## start EXERCISE INPUTS

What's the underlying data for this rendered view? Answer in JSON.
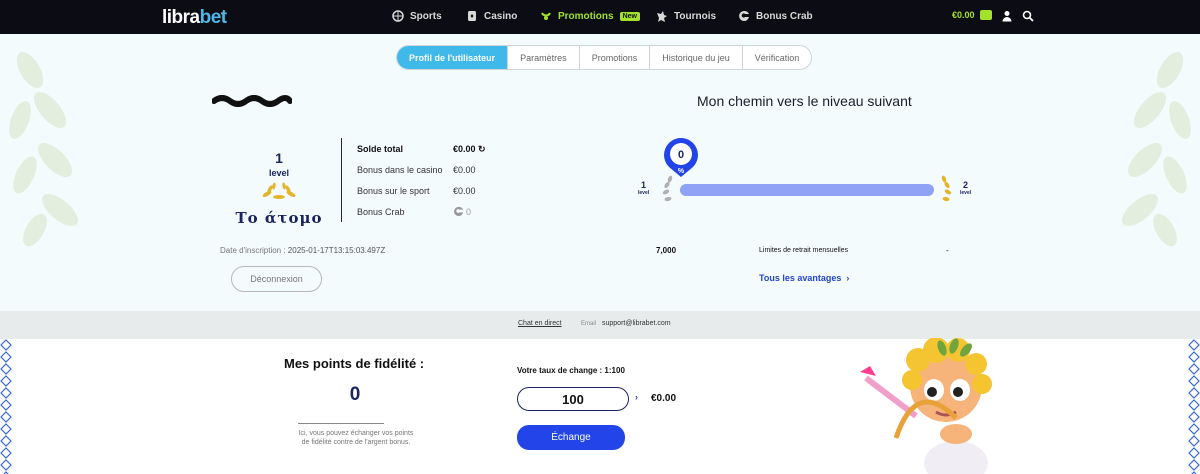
{
  "header": {
    "logo_main": "libra",
    "logo_accent": "bet",
    "nav": [
      {
        "label": "Sports",
        "icon": "sports-ball-icon"
      },
      {
        "label": "Casino",
        "icon": "casino-card-icon"
      },
      {
        "label": "Promotions",
        "icon": "promotions-icon",
        "badge": "New"
      },
      {
        "label": "Tournois",
        "icon": "tournament-icon"
      },
      {
        "label": "Bonus Crab",
        "icon": "crab-icon"
      }
    ],
    "balance": "€0.00",
    "icons": [
      "wallet-icon",
      "user-icon",
      "search-icon"
    ]
  },
  "tabs": [
    {
      "label": "Profil de l'utilisateur",
      "active": true
    },
    {
      "label": "Paramètres",
      "active": false
    },
    {
      "label": "Promotions",
      "active": false
    },
    {
      "label": "Historique du jeu",
      "active": false
    },
    {
      "label": "Vérification",
      "active": false
    }
  ],
  "profile": {
    "level_number": "1",
    "level_word": "level",
    "level_name": "Το άτομο",
    "balances": [
      {
        "label": "Solde total",
        "value": "€0.00"
      },
      {
        "label": "Bonus dans le casino",
        "value": "€0.00"
      },
      {
        "label": "Bonus sur le sport",
        "value": "€0.00"
      },
      {
        "label": "Bonus Crab",
        "value": "0"
      }
    ],
    "registration_label": "Date d'inscription :",
    "registration_value": "2025-01-17T13:15:03.497Z",
    "logout_label": "Déconnexion"
  },
  "progress": {
    "title": "Mon chemin vers le niveau suivant",
    "marker_value": "0",
    "marker_symbol": "%",
    "current_level": "1",
    "next_level": "2",
    "level_word": "level",
    "progress_fraction": 0,
    "withdraw_value": "7,000",
    "withdraw_label": "Limites de retrait mensuelles",
    "withdraw_dash": "-",
    "advantages_label": "Tous les avantages",
    "advantages_arrow": "›"
  },
  "support": {
    "chat_label": "Chat en direct",
    "email_label": "Email",
    "email_value": "support@librabet.com"
  },
  "loyalty": {
    "title": "Mes points de fidélité :",
    "points": "0",
    "description": "Ici, vous pouvez échanger vos points de fidélité contre de l'argent bonus.",
    "rate_label": "Votre taux de change : 1:100",
    "input_value": "100",
    "arrow": "›",
    "exchange_result": "€0.00",
    "exchange_button": "Échange"
  },
  "colors": {
    "accent": "#3fb9ea",
    "promo_green": "#a4e22a",
    "navy": "#1a2460",
    "button_blue": "#2344e8",
    "progress_fill": "#8fa2f5"
  }
}
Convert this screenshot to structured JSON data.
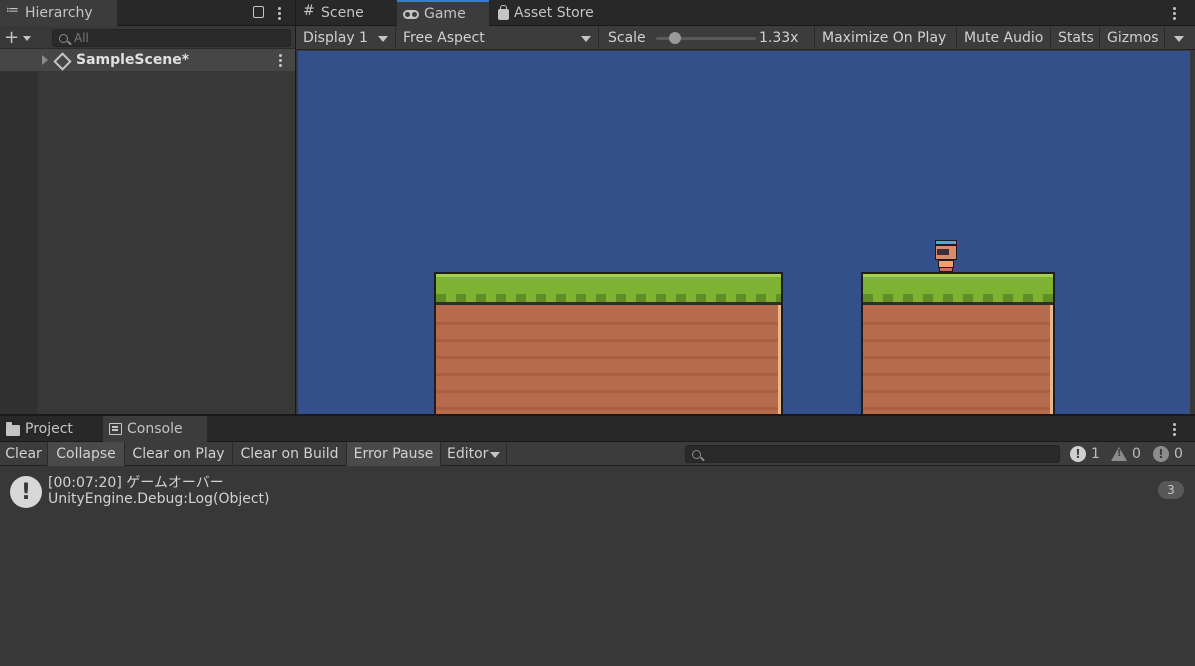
{
  "hierarchy": {
    "tab_label": "Hierarchy",
    "add_label": "+",
    "search_placeholder": "All",
    "scene_name": "SampleScene*"
  },
  "game": {
    "tabs": [
      {
        "label": "Scene",
        "icon": "hash-icon"
      },
      {
        "label": "Game",
        "icon": "gamepad-icon",
        "active": true
      },
      {
        "label": "Asset Store",
        "icon": "bag-icon"
      }
    ],
    "toolbar": {
      "display": "Display 1",
      "aspect": "Free Aspect",
      "scale_label": "Scale",
      "scale_value": "1.33x",
      "maximize": "Maximize On Play",
      "mute": "Mute Audio",
      "stats": "Stats",
      "gizmos": "Gizmos"
    },
    "sky_color": "#34508a"
  },
  "bottom": {
    "tabs": [
      {
        "label": "Project",
        "icon": "folder-icon"
      },
      {
        "label": "Console",
        "icon": "console-icon",
        "active": true
      }
    ],
    "toolbar": {
      "clear": "Clear",
      "collapse": "Collapse",
      "clear_on_play": "Clear on Play",
      "clear_on_build": "Clear on Build",
      "error_pause": "Error Pause",
      "editor": "Editor"
    },
    "counts": {
      "info": "1",
      "warn": "0",
      "error": "0"
    },
    "log": {
      "line1": "[00:07:20] ゲームオーバー",
      "line2": "UnityEngine.Debug:Log(Object)",
      "count": "3"
    }
  }
}
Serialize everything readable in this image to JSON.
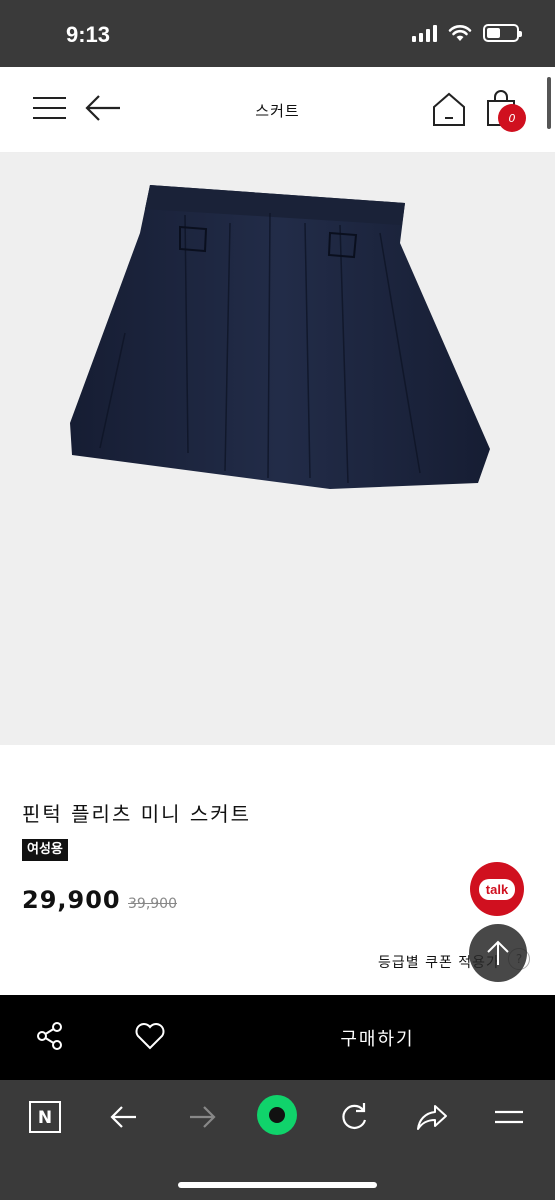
{
  "status_bar": {
    "time": "9:13",
    "battery_level": 0.45
  },
  "header": {
    "title": "스커트",
    "cart_count": "0",
    "icons": [
      "menu-icon",
      "back-arrow-icon",
      "home-icon",
      "shopping-bag-icon"
    ]
  },
  "product": {
    "name": "핀턱 플리츠 미니 스커트",
    "gender_badge": "여성용",
    "price_sale": "29,900",
    "price_original": "39,900",
    "coupon_label": "등급별 쿠폰 적용가",
    "coupon_help": "?"
  },
  "floating": {
    "talk_label": "talk"
  },
  "buy_bar": {
    "buy_label": "구매하기",
    "icons": [
      "share-icon",
      "heart-icon"
    ]
  },
  "browser_bar": {
    "naver_label": "N",
    "icons": [
      "naver-icon",
      "back-icon",
      "forward-icon",
      "green-dot-icon",
      "refresh-icon",
      "share-arrow-icon",
      "menu-icon"
    ]
  },
  "colors": {
    "accent_red": "#d0101f",
    "navy_skirt": "#1d2640",
    "status_bg": "#3a3a3a"
  }
}
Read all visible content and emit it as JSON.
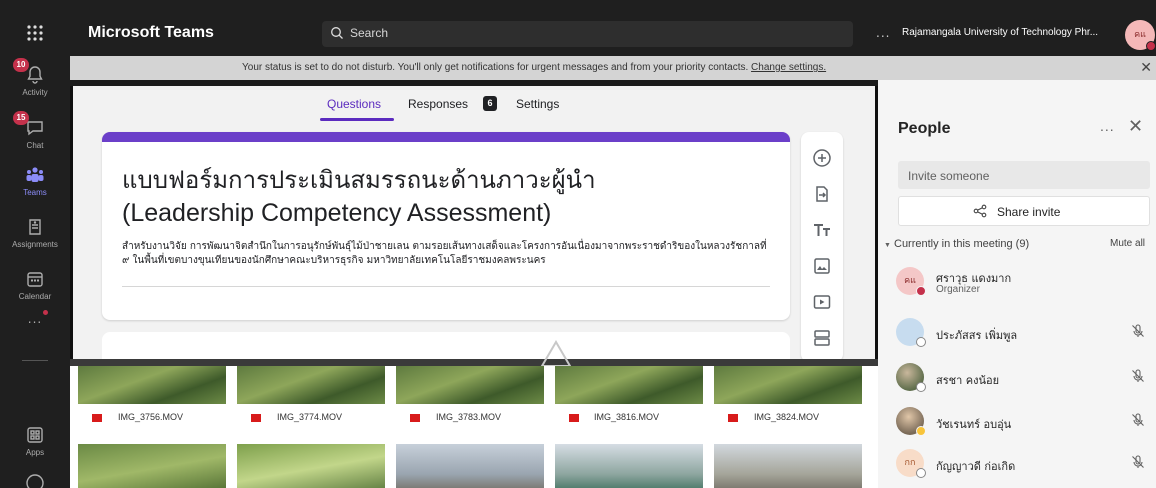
{
  "rail": {
    "items": [
      {
        "label": "Activity",
        "badge": "10",
        "icon": "bell-icon"
      },
      {
        "label": "Chat",
        "badge": "15",
        "icon": "chat-icon"
      },
      {
        "label": "Teams",
        "badge": "",
        "icon": "teams-icon"
      },
      {
        "label": "Assignments",
        "badge": "",
        "icon": "assignments-icon"
      },
      {
        "label": "Calendar",
        "badge": "",
        "icon": "calendar-icon"
      },
      {
        "label": "Apps",
        "badge": "",
        "icon": "apps-icon"
      }
    ],
    "more": "...",
    "app_launcher_icon": "waffle-icon",
    "help_icon": "help-icon"
  },
  "topbar": {
    "app_title": "Microsoft Teams",
    "search_placeholder": "Search",
    "more": "...",
    "org_name": "Rajamangala University of Technology Phr...",
    "avatar_initials": "คแ",
    "status_color": "#c4314b"
  },
  "notice": {
    "text": "Your status is set to do not disturb. You'll only get notifications for urgent messages and from your priority contacts.",
    "link": "Change settings."
  },
  "form": {
    "tabs": {
      "questions": "Questions",
      "responses": "Responses",
      "responses_count": "6",
      "settings": "Settings"
    },
    "title_th": "แบบฟอร์มการประเมินสมรรถนะด้านภาวะผู้นำ",
    "title_en": "(Leadership Competency Assessment)",
    "description": "สำหรับงานวิจัย การพัฒนาจิตสำนึกในการอนุรักษ์พันธุ์ไม้ป่าชายเลน ตามรอยเส้นทางเสด็จและโครงการอันเนื่องมาจากพระราชดำริของในหลวงรัชกาลที่ ๙ ในพื้นที่เขตบางขุนเทียนของนักศึกษาคณะบริหารธุรกิจ มหาวิทยาลัยเทคโนโลยีราชมงคลพระนคร",
    "accent": "#6b3fc9",
    "tools": [
      "add-question-icon",
      "import-questions-icon",
      "title-text-icon",
      "image-icon",
      "video-icon",
      "section-icon"
    ]
  },
  "gallery": {
    "files": [
      "IMG_3756.MOV",
      "IMG_3774.MOV",
      "IMG_3783.MOV",
      "IMG_3816.MOV",
      "IMG_3824.MOV"
    ]
  },
  "people": {
    "title": "People",
    "more": "...",
    "invite_placeholder": "Invite someone",
    "share_label": "Share invite",
    "meeting_header": "Currently in this meeting (9)",
    "mute_all": "Mute all",
    "participants": [
      {
        "name": "ศราวุธ แดงมาก",
        "role": "Organizer",
        "initials": "คแ",
        "avatar_color": "#f4c7c7",
        "status": "dnd"
      },
      {
        "name": "ประภัสสร เพิ่มพูล",
        "role": "",
        "initials": "",
        "avatar_color": "#c7dcef",
        "status": "offline"
      },
      {
        "name": "สรชา คงน้อย",
        "role": "",
        "initials": "",
        "avatar_color": "#7a8a6a",
        "status": "offline"
      },
      {
        "name": "วัชเรนทร์ อบอุ่น",
        "role": "",
        "initials": "",
        "avatar_color": "#b9a48a",
        "status": "away"
      },
      {
        "name": "กัญญาวดี ก่อเกิด",
        "role": "",
        "initials": "กก",
        "avatar_color": "#f8dcc8",
        "status": "offline"
      }
    ]
  }
}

## end EXERCISE INPUTS

__OBJECTIVE__
Filter the records for lines holding the string "text". Copy each one.

__TASK SOLUTION__
    "text": "Your status is set to do not disturb. You'll only get notifications for urgent messages and from your priority contacts.",
      "title-text-icon",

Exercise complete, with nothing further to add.